Items from an interface collection:
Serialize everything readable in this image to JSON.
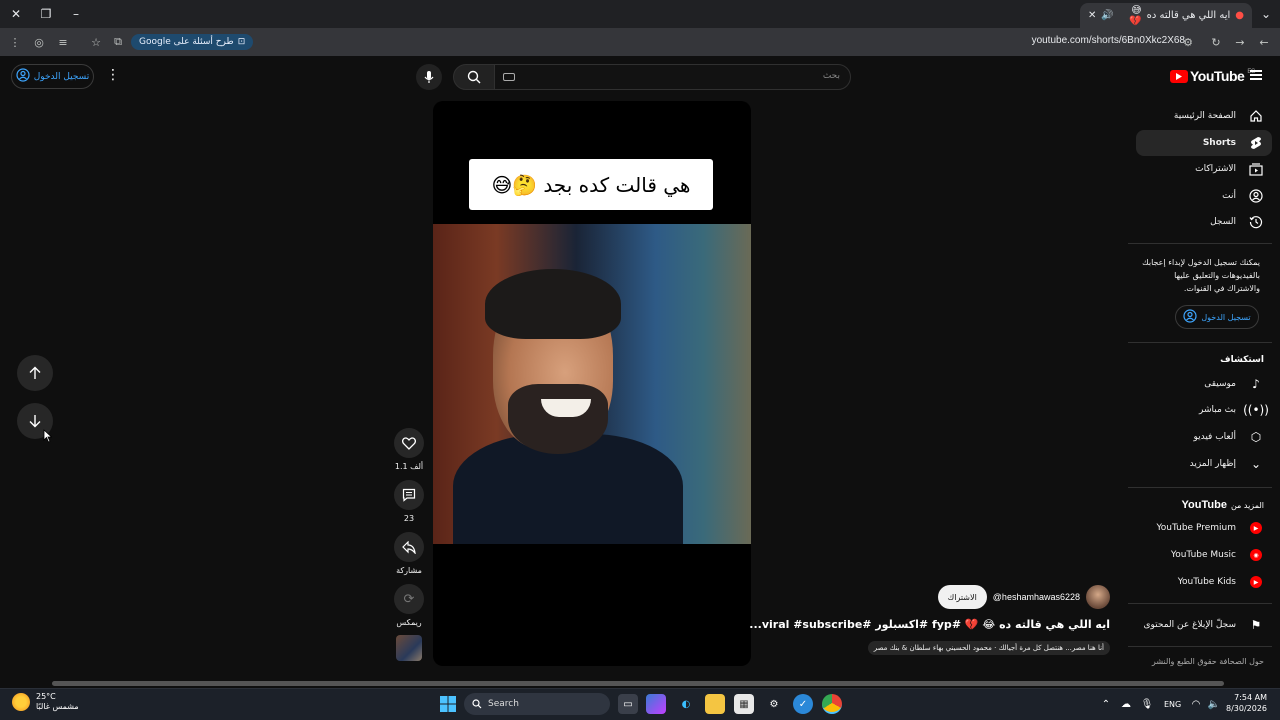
{
  "browser": {
    "tab_title": "ايه اللي هي قالته ده",
    "tab_emoji": "😅💔",
    "url": "youtube.com/shorts/6Bn0Xkc2X68",
    "google_pill": "طرح أسئلة على Google",
    "new_tab": "+"
  },
  "header": {
    "logo_text": "YouTube",
    "logo_region": "EG",
    "search_placeholder": "بحث",
    "signin_label": "تسجيل الدخول"
  },
  "sidebar": {
    "items": [
      {
        "label": "الصفحة الرئيسية",
        "icon": "home-icon"
      },
      {
        "label": "Shorts",
        "icon": "shorts-icon"
      },
      {
        "label": "الاشتراكات",
        "icon": "subscriptions-icon"
      },
      {
        "label": "أنت",
        "icon": "you-icon"
      },
      {
        "label": "السجل",
        "icon": "history-icon"
      }
    ],
    "signin_note": "يمكنك تسجيل الدخول لإبداء إعجابك بالفيديوهات والتعليق عليها والاشتراك في القنوات.",
    "signin_label": "تسجيل الدخول",
    "explore_title": "استكشاف",
    "explore": [
      {
        "label": "موسيقى",
        "icon": "music-icon"
      },
      {
        "label": "بث مباشر",
        "icon": "live-icon"
      },
      {
        "label": "ألعاب فيديو",
        "icon": "gaming-icon"
      },
      {
        "label": "إظهار المزيد",
        "icon": "chevron-down-icon"
      }
    ],
    "more_title_prefix": "المزيد من",
    "more_title_brand": "YouTube",
    "more": [
      {
        "label": "YouTube Premium"
      },
      {
        "label": "YouTube Music"
      },
      {
        "label": "YouTube Kids"
      }
    ],
    "report_label": "سجلّ الإبلاغ عن المحتوى",
    "footer": "حول الصحافة حقوق الطبع والنشر"
  },
  "video": {
    "caption": "هي قالت كده بجد",
    "caption_emoji": "🤔😅",
    "channel": "@heshamhawas6228",
    "subscribe_label": "الاشتراك",
    "title": "ايه اللي هي قالته ده 😂 💔 #fyp #اكسبلور #viral #subscribe...",
    "audio": "أنا هنا مصر... هنتصل كل مرة أجيالك · محمود الحسيني بهاء سلطان & بنك مصر",
    "likes": "1.1 ألف",
    "comments": "23",
    "share_label": "مشاركة",
    "remix_label": "ريمكس"
  },
  "taskbar": {
    "temp": "25°C",
    "weather": "مشمس غالبًا",
    "search": "Search",
    "lang": "ENG",
    "time": "7:54 AM",
    "date": "8/30/2026"
  }
}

## Exercise
What is needed is a single figure, the number of lines in the entries above that contain "icon".

## Solution for this exercise
9